§ To do: Pictures stay out; everything else in the records below is copied exactly.

§ Material provided:
= = = =

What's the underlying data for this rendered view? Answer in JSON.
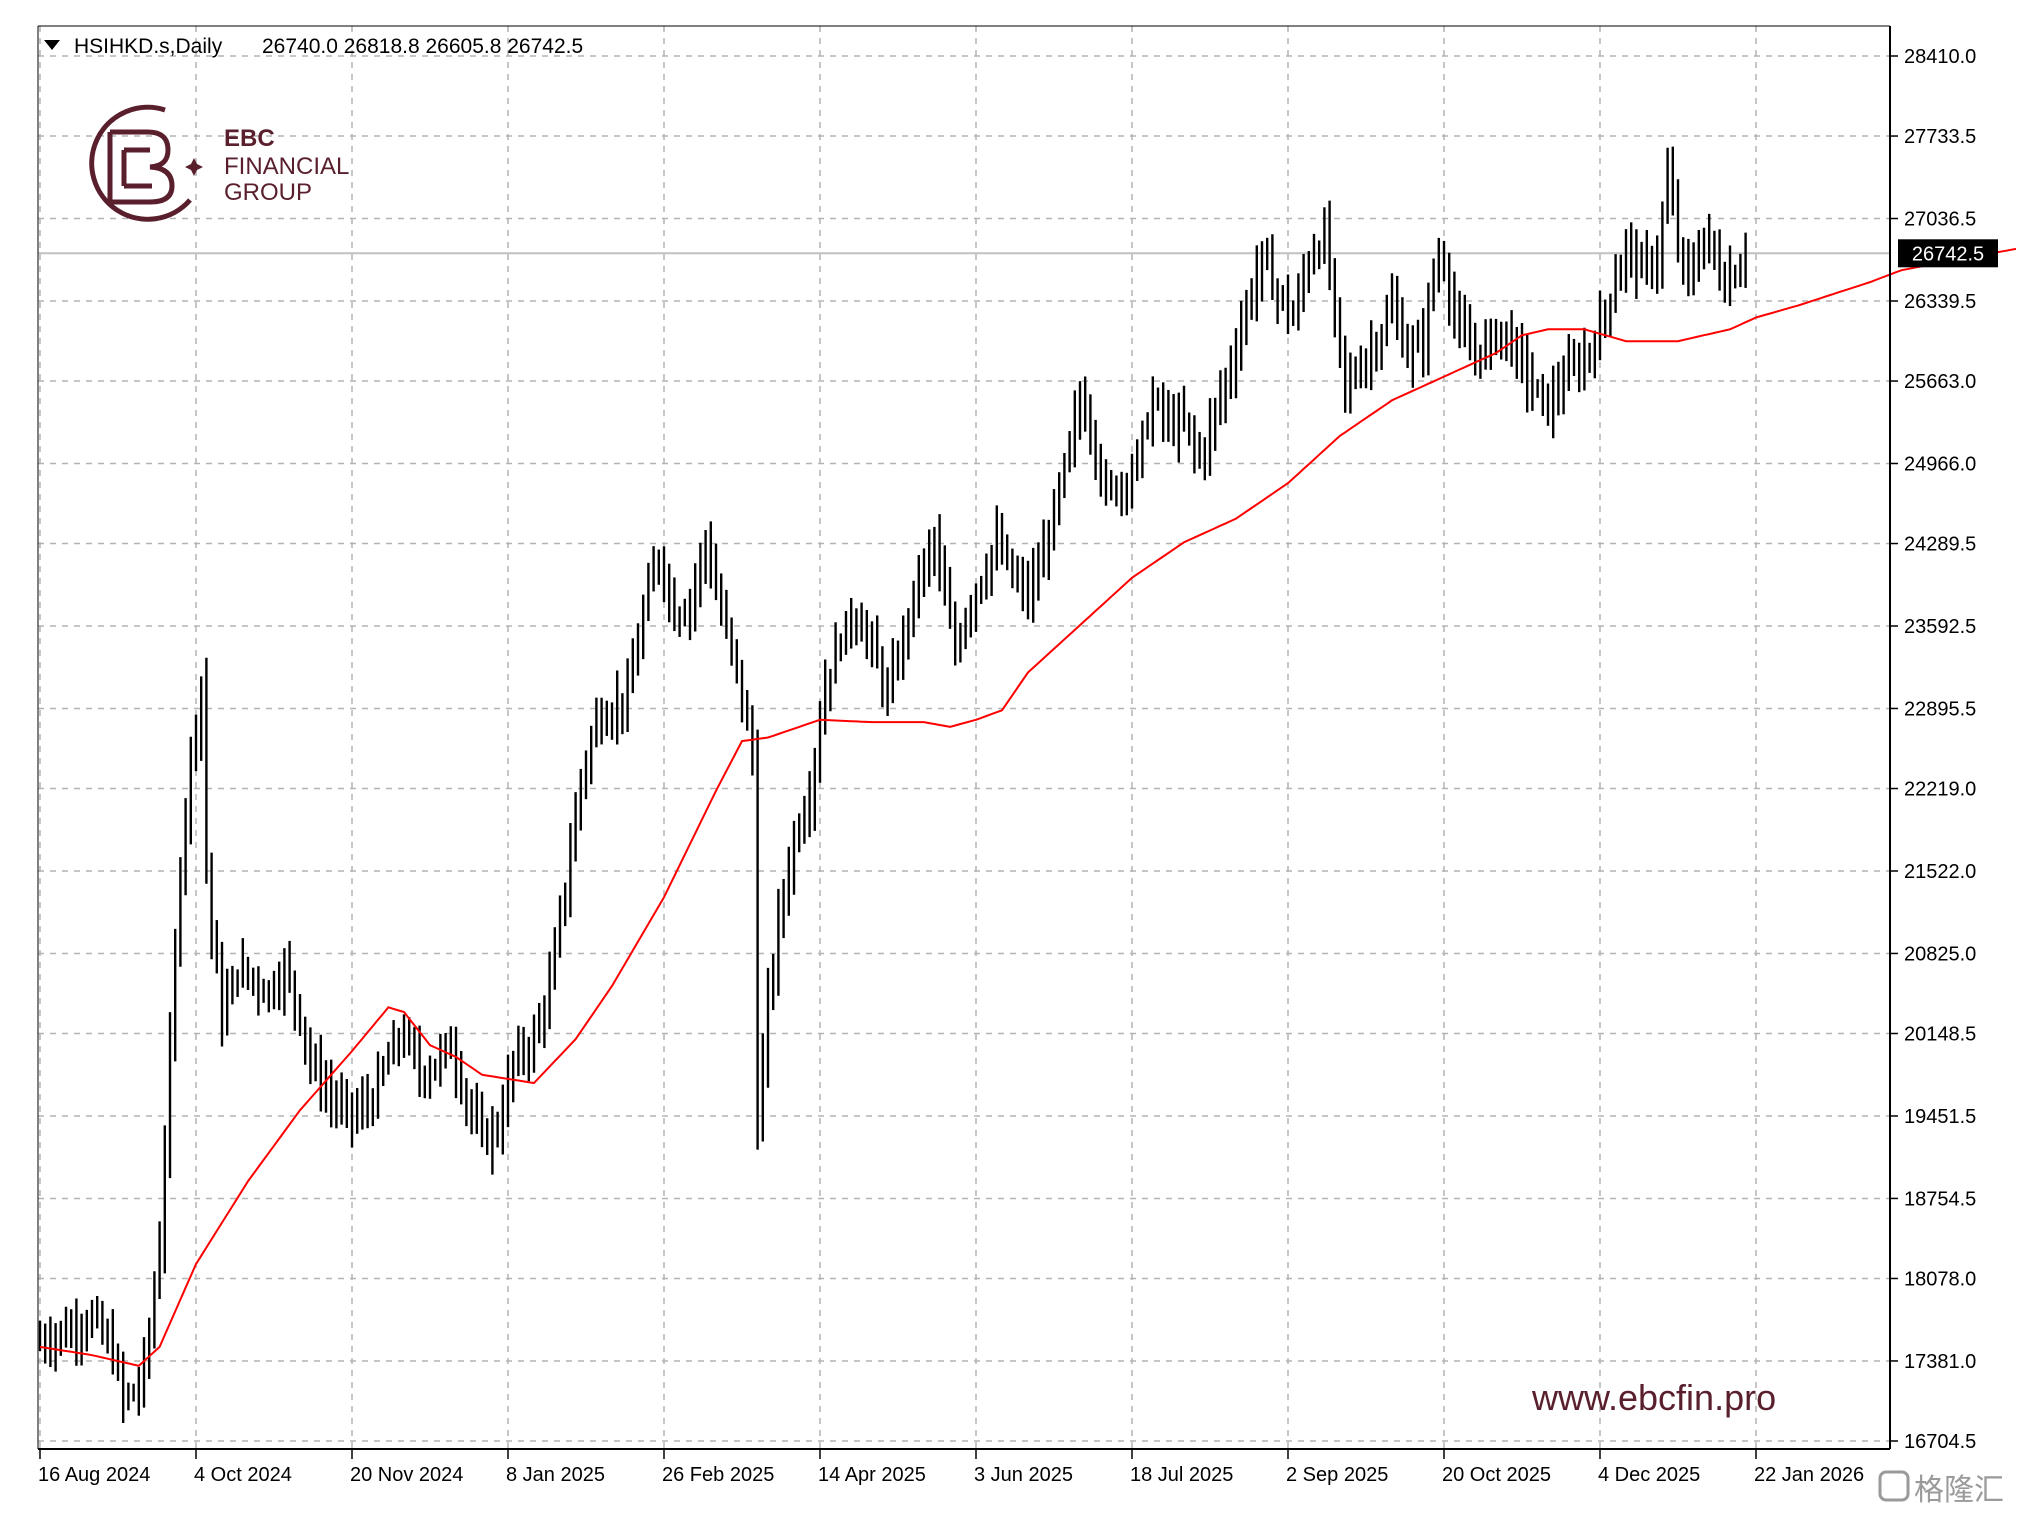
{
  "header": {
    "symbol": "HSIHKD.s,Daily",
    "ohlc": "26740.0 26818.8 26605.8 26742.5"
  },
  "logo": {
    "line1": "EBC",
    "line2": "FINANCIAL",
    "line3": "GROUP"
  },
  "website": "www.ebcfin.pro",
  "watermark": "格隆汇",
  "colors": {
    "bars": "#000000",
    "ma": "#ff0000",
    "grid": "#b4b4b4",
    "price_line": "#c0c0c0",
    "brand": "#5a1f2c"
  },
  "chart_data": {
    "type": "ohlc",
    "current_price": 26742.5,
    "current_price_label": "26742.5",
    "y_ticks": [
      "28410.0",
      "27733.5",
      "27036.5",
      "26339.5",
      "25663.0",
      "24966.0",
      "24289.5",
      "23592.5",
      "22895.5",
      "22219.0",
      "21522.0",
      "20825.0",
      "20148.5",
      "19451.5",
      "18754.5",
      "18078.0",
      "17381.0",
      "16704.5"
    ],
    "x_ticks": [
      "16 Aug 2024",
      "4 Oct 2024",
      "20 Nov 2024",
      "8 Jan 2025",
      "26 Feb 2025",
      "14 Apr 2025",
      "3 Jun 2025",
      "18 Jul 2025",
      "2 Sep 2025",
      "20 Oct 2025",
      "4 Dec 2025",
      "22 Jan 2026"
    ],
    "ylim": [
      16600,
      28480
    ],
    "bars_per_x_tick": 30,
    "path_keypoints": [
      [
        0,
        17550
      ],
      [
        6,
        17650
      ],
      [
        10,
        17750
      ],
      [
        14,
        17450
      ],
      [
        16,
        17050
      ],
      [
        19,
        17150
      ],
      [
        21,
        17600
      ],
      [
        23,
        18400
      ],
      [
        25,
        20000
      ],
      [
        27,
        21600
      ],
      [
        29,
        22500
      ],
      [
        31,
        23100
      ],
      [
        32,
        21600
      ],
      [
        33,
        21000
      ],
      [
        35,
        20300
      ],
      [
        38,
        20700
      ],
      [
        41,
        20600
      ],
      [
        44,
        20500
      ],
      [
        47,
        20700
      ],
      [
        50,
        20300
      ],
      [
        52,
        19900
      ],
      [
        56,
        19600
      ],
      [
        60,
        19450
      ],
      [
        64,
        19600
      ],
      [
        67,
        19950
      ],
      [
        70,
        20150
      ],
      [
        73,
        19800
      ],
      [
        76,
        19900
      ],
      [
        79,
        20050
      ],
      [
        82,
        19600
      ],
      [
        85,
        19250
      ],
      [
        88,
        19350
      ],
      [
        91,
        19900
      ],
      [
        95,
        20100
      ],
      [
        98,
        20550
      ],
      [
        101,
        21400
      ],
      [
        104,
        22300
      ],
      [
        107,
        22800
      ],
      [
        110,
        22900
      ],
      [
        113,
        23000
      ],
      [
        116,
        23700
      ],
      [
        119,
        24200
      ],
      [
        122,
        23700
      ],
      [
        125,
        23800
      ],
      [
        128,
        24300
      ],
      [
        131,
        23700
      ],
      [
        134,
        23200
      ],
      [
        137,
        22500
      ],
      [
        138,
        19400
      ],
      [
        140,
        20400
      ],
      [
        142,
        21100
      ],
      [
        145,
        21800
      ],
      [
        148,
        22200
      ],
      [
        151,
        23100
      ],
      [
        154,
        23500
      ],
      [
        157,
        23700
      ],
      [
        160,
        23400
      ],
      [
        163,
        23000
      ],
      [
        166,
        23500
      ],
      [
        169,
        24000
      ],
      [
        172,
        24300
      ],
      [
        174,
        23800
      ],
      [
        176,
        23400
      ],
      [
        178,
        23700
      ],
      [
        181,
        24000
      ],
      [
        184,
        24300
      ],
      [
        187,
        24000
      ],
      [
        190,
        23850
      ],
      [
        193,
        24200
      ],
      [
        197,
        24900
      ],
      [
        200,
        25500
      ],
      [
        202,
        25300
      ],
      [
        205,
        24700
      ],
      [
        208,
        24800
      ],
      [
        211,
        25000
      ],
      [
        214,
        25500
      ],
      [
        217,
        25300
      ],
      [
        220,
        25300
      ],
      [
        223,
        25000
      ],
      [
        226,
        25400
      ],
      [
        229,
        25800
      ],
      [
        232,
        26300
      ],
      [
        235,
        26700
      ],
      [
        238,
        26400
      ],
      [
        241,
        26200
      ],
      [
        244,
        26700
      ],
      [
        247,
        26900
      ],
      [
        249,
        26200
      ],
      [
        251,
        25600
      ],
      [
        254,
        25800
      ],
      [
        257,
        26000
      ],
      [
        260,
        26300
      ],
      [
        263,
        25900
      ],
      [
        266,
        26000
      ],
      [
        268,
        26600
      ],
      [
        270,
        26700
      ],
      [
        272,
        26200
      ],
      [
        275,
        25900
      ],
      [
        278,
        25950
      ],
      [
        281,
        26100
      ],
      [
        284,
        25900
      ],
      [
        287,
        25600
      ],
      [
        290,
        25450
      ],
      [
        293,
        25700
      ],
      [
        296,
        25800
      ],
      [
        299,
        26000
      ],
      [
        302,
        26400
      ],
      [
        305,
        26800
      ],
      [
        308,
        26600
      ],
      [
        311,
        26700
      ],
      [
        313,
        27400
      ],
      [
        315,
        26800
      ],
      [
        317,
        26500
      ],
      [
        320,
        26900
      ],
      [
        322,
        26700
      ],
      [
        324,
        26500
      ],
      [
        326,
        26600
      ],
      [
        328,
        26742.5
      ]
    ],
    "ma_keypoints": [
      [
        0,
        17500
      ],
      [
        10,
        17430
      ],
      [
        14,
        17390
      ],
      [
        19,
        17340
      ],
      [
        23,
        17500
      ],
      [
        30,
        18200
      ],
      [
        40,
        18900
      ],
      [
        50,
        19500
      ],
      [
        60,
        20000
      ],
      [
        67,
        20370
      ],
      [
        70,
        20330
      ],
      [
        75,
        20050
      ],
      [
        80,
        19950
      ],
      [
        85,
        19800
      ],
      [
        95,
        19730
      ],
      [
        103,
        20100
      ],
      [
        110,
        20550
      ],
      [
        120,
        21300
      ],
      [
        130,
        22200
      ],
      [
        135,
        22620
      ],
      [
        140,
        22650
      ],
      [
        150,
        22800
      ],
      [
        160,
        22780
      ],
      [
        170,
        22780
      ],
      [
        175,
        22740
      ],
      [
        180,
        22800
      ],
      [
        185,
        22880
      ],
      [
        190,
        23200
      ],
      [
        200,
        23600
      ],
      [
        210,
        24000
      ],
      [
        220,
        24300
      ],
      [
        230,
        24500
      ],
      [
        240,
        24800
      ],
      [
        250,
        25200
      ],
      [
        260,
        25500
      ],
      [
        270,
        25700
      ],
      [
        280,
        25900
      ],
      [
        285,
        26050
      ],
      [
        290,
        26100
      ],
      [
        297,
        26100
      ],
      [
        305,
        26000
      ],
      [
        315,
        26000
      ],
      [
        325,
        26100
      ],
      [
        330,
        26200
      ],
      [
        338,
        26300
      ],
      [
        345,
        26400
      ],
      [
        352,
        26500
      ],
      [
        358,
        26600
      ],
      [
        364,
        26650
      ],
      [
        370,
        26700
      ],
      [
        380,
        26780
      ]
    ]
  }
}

= = = =

§ Solved exercise:
What's the underlying data for this rendered view? Answer in JSON.
{
  "header": {
    "symbol": "HSIHKD.s,Daily",
    "ohlc": "26740.0 26818.8 26605.8 26742.5"
  },
  "logo": {
    "line1": "EBC",
    "line2": "FINANCIAL",
    "line3": "GROUP"
  },
  "website": "www.ebcfin.pro",
  "watermark": "格隆汇",
  "colors": {
    "bars": "#000000",
    "ma": "#ff0000",
    "grid": "#b4b4b4",
    "price_line": "#c0c0c0",
    "brand": "#5a1f2c"
  },
  "chart_data": {
    "type": "ohlc",
    "current_price": 26742.5,
    "current_price_label": "26742.5",
    "y_ticks": [
      "28410.0",
      "27733.5",
      "27036.5",
      "26339.5",
      "25663.0",
      "24966.0",
      "24289.5",
      "23592.5",
      "22895.5",
      "22219.0",
      "21522.0",
      "20825.0",
      "20148.5",
      "19451.5",
      "18754.5",
      "18078.0",
      "17381.0",
      "16704.5"
    ],
    "x_ticks": [
      "16 Aug 2024",
      "4 Oct 2024",
      "20 Nov 2024",
      "8 Jan 2025",
      "26 Feb 2025",
      "14 Apr 2025",
      "3 Jun 2025",
      "18 Jul 2025",
      "2 Sep 2025",
      "20 Oct 2025",
      "4 Dec 2025",
      "22 Jan 2026"
    ],
    "ylim": [
      16600,
      28480
    ],
    "bars_per_x_tick": 30,
    "path_keypoints": [
      [
        0,
        17550
      ],
      [
        6,
        17650
      ],
      [
        10,
        17750
      ],
      [
        14,
        17450
      ],
      [
        16,
        17050
      ],
      [
        19,
        17150
      ],
      [
        21,
        17600
      ],
      [
        23,
        18400
      ],
      [
        25,
        20000
      ],
      [
        27,
        21600
      ],
      [
        29,
        22500
      ],
      [
        31,
        23100
      ],
      [
        32,
        21600
      ],
      [
        33,
        21000
      ],
      [
        35,
        20300
      ],
      [
        38,
        20700
      ],
      [
        41,
        20600
      ],
      [
        44,
        20500
      ],
      [
        47,
        20700
      ],
      [
        50,
        20300
      ],
      [
        52,
        19900
      ],
      [
        56,
        19600
      ],
      [
        60,
        19450
      ],
      [
        64,
        19600
      ],
      [
        67,
        19950
      ],
      [
        70,
        20150
      ],
      [
        73,
        19800
      ],
      [
        76,
        19900
      ],
      [
        79,
        20050
      ],
      [
        82,
        19600
      ],
      [
        85,
        19250
      ],
      [
        88,
        19350
      ],
      [
        91,
        19900
      ],
      [
        95,
        20100
      ],
      [
        98,
        20550
      ],
      [
        101,
        21400
      ],
      [
        104,
        22300
      ],
      [
        107,
        22800
      ],
      [
        110,
        22900
      ],
      [
        113,
        23000
      ],
      [
        116,
        23700
      ],
      [
        119,
        24200
      ],
      [
        122,
        23700
      ],
      [
        125,
        23800
      ],
      [
        128,
        24300
      ],
      [
        131,
        23700
      ],
      [
        134,
        23200
      ],
      [
        137,
        22500
      ],
      [
        138,
        19400
      ],
      [
        140,
        20400
      ],
      [
        142,
        21100
      ],
      [
        145,
        21800
      ],
      [
        148,
        22200
      ],
      [
        151,
        23100
      ],
      [
        154,
        23500
      ],
      [
        157,
        23700
      ],
      [
        160,
        23400
      ],
      [
        163,
        23000
      ],
      [
        166,
        23500
      ],
      [
        169,
        24000
      ],
      [
        172,
        24300
      ],
      [
        174,
        23800
      ],
      [
        176,
        23400
      ],
      [
        178,
        23700
      ],
      [
        181,
        24000
      ],
      [
        184,
        24300
      ],
      [
        187,
        24000
      ],
      [
        190,
        23850
      ],
      [
        193,
        24200
      ],
      [
        197,
        24900
      ],
      [
        200,
        25500
      ],
      [
        202,
        25300
      ],
      [
        205,
        24700
      ],
      [
        208,
        24800
      ],
      [
        211,
        25000
      ],
      [
        214,
        25500
      ],
      [
        217,
        25300
      ],
      [
        220,
        25300
      ],
      [
        223,
        25000
      ],
      [
        226,
        25400
      ],
      [
        229,
        25800
      ],
      [
        232,
        26300
      ],
      [
        235,
        26700
      ],
      [
        238,
        26400
      ],
      [
        241,
        26200
      ],
      [
        244,
        26700
      ],
      [
        247,
        26900
      ],
      [
        249,
        26200
      ],
      [
        251,
        25600
      ],
      [
        254,
        25800
      ],
      [
        257,
        26000
      ],
      [
        260,
        26300
      ],
      [
        263,
        25900
      ],
      [
        266,
        26000
      ],
      [
        268,
        26600
      ],
      [
        270,
        26700
      ],
      [
        272,
        26200
      ],
      [
        275,
        25900
      ],
      [
        278,
        25950
      ],
      [
        281,
        26100
      ],
      [
        284,
        25900
      ],
      [
        287,
        25600
      ],
      [
        290,
        25450
      ],
      [
        293,
        25700
      ],
      [
        296,
        25800
      ],
      [
        299,
        26000
      ],
      [
        302,
        26400
      ],
      [
        305,
        26800
      ],
      [
        308,
        26600
      ],
      [
        311,
        26700
      ],
      [
        313,
        27400
      ],
      [
        315,
        26800
      ],
      [
        317,
        26500
      ],
      [
        320,
        26900
      ],
      [
        322,
        26700
      ],
      [
        324,
        26500
      ],
      [
        326,
        26600
      ],
      [
        328,
        26742.5
      ]
    ],
    "ma_keypoints": [
      [
        0,
        17500
      ],
      [
        10,
        17430
      ],
      [
        14,
        17390
      ],
      [
        19,
        17340
      ],
      [
        23,
        17500
      ],
      [
        30,
        18200
      ],
      [
        40,
        18900
      ],
      [
        50,
        19500
      ],
      [
        60,
        20000
      ],
      [
        67,
        20370
      ],
      [
        70,
        20330
      ],
      [
        75,
        20050
      ],
      [
        80,
        19950
      ],
      [
        85,
        19800
      ],
      [
        95,
        19730
      ],
      [
        103,
        20100
      ],
      [
        110,
        20550
      ],
      [
        120,
        21300
      ],
      [
        130,
        22200
      ],
      [
        135,
        22620
      ],
      [
        140,
        22650
      ],
      [
        150,
        22800
      ],
      [
        160,
        22780
      ],
      [
        170,
        22780
      ],
      [
        175,
        22740
      ],
      [
        180,
        22800
      ],
      [
        185,
        22880
      ],
      [
        190,
        23200
      ],
      [
        200,
        23600
      ],
      [
        210,
        24000
      ],
      [
        220,
        24300
      ],
      [
        230,
        24500
      ],
      [
        240,
        24800
      ],
      [
        250,
        25200
      ],
      [
        260,
        25500
      ],
      [
        270,
        25700
      ],
      [
        280,
        25900
      ],
      [
        285,
        26050
      ],
      [
        290,
        26100
      ],
      [
        297,
        26100
      ],
      [
        305,
        26000
      ],
      [
        315,
        26000
      ],
      [
        325,
        26100
      ],
      [
        330,
        26200
      ],
      [
        338,
        26300
      ],
      [
        345,
        26400
      ],
      [
        352,
        26500
      ],
      [
        358,
        26600
      ],
      [
        364,
        26650
      ],
      [
        370,
        26700
      ],
      [
        380,
        26780
      ]
    ]
  }
}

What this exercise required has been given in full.